Problem description: Among the lines of this listing, determine how many contain the string "nombreuses". Answer with the number only.

— begin Given records —

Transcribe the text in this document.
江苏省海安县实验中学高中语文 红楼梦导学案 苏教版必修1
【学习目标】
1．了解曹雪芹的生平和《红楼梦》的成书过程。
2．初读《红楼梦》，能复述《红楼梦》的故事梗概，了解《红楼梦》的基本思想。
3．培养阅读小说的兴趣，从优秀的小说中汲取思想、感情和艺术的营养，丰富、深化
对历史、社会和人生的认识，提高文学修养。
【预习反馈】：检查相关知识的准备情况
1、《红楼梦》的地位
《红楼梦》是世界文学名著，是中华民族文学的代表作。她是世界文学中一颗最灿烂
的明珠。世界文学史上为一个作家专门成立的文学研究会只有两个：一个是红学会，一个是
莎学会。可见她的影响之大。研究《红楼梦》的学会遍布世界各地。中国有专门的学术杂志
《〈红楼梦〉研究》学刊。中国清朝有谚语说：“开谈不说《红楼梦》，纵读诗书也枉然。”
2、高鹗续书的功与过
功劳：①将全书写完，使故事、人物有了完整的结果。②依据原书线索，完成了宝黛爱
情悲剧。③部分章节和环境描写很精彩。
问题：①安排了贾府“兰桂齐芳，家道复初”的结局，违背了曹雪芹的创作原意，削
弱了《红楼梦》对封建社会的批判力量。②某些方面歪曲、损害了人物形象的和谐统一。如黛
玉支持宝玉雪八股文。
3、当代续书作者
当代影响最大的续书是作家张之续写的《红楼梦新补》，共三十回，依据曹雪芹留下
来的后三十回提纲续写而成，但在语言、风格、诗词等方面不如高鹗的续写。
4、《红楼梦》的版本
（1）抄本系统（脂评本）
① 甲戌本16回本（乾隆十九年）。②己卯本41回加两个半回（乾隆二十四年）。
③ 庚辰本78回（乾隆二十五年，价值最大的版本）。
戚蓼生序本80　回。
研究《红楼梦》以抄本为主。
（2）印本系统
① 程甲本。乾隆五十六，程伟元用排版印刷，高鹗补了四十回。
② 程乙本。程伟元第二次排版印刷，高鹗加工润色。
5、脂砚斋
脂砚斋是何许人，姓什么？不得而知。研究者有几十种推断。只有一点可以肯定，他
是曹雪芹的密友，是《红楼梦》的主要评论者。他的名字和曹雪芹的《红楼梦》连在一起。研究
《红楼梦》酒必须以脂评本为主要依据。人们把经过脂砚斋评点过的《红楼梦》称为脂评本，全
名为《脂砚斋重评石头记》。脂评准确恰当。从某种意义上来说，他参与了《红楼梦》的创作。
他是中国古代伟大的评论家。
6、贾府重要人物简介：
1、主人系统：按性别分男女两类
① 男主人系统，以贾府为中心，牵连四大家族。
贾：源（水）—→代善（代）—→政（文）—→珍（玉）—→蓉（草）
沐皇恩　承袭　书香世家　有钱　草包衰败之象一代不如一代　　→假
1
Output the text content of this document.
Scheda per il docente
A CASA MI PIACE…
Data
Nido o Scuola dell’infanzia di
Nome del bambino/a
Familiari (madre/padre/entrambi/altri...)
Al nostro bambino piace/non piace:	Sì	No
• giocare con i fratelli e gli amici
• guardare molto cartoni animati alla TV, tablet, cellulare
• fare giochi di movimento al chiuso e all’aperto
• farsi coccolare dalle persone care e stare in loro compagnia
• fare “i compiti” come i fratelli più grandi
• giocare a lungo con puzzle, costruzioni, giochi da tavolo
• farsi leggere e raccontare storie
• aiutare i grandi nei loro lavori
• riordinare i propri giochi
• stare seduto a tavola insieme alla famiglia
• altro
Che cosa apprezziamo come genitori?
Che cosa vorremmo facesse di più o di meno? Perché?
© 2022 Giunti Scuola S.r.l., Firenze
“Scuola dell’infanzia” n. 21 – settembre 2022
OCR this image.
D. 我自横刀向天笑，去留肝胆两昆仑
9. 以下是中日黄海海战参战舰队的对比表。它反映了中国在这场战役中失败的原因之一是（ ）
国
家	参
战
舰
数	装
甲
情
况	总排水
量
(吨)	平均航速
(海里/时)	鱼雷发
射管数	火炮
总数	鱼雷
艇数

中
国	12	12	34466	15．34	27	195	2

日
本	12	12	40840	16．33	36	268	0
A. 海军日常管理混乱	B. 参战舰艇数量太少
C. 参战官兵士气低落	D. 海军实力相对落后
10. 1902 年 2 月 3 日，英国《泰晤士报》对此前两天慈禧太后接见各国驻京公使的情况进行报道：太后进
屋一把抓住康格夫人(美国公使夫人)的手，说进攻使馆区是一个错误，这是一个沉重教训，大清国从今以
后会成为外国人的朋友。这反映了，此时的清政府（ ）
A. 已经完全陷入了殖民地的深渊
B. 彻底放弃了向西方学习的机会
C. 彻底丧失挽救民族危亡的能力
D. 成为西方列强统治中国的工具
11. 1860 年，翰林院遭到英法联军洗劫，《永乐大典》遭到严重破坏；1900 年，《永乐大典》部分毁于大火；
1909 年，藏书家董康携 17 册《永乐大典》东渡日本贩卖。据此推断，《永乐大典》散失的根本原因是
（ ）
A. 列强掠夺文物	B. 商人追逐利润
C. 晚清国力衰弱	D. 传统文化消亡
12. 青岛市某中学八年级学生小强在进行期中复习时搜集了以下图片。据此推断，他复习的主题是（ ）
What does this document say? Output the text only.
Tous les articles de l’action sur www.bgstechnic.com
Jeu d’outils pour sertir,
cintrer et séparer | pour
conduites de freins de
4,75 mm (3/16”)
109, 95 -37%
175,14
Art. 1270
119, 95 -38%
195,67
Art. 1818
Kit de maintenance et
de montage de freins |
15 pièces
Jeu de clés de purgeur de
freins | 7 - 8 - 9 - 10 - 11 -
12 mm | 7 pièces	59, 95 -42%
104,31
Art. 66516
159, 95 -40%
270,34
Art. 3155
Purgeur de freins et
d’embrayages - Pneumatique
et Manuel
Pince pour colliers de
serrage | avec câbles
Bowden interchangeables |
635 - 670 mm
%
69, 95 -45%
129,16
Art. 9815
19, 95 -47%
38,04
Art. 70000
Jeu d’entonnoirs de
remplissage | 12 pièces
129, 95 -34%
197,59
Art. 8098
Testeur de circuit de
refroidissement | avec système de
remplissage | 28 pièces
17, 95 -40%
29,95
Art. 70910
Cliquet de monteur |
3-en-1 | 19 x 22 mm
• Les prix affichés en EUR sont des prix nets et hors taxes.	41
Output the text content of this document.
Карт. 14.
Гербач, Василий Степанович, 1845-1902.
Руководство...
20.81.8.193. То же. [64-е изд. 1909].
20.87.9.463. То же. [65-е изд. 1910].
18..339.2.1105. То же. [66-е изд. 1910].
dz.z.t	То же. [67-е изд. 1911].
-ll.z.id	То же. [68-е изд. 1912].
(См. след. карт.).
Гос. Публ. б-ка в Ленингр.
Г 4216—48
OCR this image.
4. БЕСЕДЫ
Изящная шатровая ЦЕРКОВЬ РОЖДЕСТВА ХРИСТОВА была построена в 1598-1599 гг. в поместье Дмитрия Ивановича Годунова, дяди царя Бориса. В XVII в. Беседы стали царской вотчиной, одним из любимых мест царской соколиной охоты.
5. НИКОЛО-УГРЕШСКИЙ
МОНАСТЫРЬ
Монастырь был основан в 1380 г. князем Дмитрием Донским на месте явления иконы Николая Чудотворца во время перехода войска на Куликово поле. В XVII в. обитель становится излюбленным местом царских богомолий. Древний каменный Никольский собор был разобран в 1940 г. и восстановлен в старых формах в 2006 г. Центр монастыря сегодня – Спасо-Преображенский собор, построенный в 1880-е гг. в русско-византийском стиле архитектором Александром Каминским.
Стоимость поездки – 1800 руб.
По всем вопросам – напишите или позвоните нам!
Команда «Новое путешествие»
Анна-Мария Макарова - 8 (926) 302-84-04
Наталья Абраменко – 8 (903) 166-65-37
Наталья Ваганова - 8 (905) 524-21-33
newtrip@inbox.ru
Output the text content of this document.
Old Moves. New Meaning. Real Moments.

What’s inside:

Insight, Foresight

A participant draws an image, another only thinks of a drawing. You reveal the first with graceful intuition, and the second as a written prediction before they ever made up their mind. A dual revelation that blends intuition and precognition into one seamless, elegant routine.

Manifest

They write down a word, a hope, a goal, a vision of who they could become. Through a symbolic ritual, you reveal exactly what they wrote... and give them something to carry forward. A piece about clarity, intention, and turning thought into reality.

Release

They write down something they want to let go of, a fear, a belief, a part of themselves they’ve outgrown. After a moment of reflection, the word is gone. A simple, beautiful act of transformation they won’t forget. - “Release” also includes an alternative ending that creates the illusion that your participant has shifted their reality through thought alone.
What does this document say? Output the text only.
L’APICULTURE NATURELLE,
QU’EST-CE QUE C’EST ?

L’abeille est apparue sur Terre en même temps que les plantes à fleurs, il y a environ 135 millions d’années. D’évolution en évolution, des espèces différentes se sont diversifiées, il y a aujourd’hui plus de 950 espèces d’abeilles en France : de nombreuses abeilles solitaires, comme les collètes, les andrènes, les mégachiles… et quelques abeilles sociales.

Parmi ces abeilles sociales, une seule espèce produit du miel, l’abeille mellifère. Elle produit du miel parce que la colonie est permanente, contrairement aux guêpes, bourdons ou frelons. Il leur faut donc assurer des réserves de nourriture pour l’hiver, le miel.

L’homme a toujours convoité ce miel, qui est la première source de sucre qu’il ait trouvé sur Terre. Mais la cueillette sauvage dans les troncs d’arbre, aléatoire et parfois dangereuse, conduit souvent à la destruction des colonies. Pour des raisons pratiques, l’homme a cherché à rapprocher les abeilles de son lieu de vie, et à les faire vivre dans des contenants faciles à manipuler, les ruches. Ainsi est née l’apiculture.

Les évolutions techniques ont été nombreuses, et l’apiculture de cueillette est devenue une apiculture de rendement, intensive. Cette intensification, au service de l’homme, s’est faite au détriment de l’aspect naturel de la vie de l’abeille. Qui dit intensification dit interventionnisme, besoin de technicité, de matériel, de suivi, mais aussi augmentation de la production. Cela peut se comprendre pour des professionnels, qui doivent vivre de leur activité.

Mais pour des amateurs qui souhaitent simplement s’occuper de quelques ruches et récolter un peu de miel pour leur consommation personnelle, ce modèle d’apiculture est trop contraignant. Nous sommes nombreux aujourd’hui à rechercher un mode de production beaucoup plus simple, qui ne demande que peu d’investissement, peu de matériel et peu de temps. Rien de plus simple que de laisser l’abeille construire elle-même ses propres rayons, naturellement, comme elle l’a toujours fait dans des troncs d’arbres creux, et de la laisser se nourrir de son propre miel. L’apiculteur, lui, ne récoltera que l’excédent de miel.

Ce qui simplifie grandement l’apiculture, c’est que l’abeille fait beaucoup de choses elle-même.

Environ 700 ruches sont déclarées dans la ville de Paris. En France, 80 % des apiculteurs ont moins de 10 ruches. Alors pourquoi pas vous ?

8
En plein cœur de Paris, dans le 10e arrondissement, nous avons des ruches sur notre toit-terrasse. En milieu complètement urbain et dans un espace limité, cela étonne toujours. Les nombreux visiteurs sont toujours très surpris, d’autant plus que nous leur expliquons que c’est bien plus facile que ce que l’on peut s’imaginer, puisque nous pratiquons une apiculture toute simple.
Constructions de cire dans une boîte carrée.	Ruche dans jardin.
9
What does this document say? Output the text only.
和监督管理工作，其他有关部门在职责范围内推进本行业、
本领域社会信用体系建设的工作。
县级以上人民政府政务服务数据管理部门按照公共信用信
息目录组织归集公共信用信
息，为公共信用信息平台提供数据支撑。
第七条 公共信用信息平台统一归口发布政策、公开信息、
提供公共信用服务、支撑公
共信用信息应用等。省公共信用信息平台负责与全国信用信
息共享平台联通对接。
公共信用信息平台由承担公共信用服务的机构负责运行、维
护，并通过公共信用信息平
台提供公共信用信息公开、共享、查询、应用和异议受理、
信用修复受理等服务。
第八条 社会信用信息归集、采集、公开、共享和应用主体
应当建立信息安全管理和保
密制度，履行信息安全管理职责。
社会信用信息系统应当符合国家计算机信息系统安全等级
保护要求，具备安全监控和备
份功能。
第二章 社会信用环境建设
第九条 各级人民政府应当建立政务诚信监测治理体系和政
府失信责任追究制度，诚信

— end Given records —

Answer to the task: 2